*INFORMATION SUPPLIED*.
##########
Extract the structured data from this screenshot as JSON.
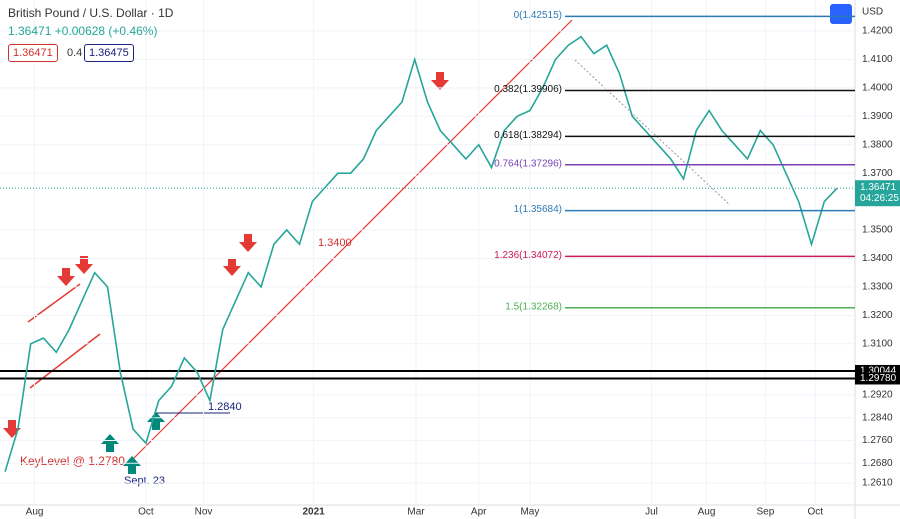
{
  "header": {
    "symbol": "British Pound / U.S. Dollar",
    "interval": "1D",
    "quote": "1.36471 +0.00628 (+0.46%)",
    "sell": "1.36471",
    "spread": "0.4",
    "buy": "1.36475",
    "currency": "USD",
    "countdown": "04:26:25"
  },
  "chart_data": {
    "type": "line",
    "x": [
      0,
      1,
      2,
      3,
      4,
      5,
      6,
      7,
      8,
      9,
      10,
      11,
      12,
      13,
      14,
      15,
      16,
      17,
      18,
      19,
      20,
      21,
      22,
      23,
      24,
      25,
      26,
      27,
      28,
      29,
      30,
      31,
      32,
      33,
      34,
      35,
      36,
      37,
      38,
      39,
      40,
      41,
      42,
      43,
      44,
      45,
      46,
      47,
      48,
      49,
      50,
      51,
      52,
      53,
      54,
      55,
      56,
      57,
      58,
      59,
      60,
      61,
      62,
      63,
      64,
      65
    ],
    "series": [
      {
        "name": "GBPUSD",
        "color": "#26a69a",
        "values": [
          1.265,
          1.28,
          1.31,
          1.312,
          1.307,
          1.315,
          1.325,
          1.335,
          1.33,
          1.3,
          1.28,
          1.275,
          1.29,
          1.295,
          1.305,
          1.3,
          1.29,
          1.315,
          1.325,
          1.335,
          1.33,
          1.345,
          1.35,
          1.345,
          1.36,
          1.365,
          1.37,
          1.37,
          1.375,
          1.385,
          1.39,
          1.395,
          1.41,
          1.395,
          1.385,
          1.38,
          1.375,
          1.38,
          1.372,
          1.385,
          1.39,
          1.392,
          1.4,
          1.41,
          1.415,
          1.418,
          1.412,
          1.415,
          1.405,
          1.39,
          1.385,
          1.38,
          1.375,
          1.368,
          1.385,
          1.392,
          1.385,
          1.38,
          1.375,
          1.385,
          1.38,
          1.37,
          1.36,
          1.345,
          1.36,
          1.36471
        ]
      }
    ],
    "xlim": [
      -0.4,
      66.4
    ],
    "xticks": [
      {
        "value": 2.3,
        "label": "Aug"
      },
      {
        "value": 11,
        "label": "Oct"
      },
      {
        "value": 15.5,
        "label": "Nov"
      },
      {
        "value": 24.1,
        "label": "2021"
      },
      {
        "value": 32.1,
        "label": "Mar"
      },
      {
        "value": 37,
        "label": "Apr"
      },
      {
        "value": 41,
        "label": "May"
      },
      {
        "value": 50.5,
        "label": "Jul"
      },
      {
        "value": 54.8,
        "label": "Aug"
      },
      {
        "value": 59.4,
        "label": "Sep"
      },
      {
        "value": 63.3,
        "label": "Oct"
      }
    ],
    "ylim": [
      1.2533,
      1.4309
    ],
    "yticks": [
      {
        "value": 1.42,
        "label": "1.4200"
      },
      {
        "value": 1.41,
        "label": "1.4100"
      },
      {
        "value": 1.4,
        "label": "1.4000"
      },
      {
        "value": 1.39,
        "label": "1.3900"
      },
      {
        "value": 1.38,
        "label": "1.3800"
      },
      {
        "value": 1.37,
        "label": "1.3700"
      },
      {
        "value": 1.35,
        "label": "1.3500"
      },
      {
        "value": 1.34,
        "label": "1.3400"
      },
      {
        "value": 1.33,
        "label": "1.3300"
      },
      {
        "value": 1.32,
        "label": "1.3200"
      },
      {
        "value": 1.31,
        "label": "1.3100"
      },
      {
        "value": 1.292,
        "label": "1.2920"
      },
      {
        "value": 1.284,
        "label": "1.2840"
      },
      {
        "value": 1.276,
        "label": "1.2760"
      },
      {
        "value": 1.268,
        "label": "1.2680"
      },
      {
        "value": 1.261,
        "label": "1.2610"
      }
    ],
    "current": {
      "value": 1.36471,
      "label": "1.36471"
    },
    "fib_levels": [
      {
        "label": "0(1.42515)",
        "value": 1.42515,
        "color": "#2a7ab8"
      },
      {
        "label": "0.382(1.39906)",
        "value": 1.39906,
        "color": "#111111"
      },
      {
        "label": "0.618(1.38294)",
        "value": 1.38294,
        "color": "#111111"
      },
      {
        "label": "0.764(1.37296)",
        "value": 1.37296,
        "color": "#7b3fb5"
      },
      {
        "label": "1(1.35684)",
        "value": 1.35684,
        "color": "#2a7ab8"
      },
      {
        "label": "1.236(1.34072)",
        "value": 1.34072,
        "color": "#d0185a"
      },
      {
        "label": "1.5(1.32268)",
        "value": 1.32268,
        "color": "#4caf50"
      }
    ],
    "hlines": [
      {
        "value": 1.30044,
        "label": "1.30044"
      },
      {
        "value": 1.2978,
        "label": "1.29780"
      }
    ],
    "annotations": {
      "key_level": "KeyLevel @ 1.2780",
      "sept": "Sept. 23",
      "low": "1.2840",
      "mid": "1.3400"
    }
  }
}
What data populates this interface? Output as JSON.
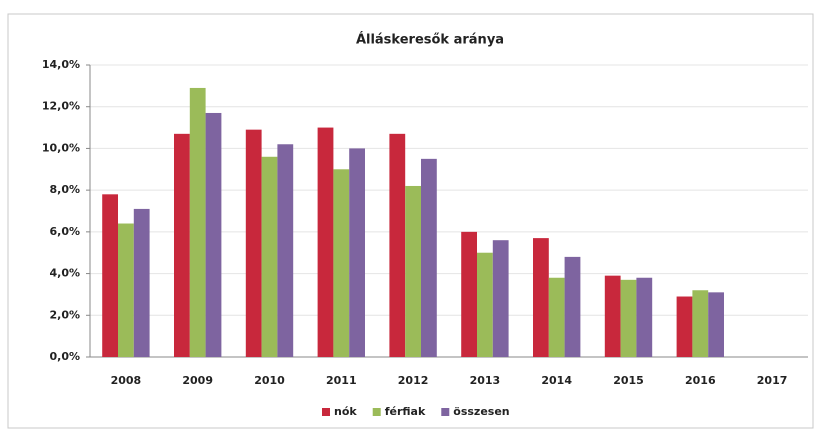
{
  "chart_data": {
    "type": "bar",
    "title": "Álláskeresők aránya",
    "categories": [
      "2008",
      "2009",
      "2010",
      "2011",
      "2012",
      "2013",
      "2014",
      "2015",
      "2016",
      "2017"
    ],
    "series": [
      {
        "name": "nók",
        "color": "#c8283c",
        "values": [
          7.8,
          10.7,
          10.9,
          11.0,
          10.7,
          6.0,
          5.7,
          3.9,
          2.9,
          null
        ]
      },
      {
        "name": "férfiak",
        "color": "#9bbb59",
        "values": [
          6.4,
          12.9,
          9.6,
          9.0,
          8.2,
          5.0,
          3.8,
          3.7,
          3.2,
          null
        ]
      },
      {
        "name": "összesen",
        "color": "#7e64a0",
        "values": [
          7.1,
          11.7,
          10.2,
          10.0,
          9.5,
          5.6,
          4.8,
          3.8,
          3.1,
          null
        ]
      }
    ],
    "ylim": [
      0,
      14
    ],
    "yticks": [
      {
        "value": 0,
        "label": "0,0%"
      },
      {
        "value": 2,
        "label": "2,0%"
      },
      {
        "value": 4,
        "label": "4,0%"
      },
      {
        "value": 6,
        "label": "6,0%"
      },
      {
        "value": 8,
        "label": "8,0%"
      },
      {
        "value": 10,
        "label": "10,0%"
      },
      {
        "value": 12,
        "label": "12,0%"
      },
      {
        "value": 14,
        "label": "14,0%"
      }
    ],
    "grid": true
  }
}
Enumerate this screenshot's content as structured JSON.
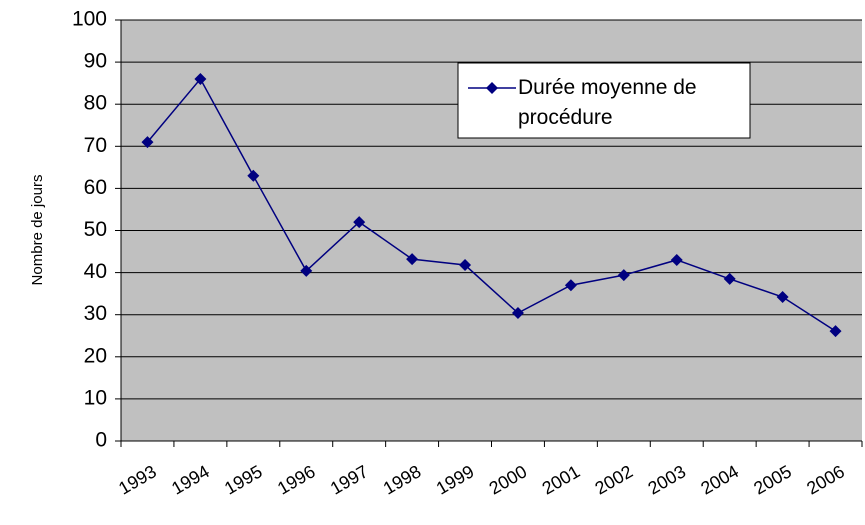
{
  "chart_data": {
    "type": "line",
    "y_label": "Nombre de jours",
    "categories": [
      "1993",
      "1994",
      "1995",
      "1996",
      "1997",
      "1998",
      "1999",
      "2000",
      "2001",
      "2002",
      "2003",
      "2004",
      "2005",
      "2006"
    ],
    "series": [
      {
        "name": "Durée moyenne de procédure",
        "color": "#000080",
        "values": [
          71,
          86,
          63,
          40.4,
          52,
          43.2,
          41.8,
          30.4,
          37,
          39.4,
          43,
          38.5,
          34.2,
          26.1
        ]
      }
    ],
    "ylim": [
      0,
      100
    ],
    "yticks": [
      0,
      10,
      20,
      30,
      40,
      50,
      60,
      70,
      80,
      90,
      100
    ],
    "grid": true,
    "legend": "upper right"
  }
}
##########
*YOUR OBJECTIVE*.
Give the number of lines in the records that contain the string "JSON", with no other output.

*REPLY TO THE EXERCISE*.
3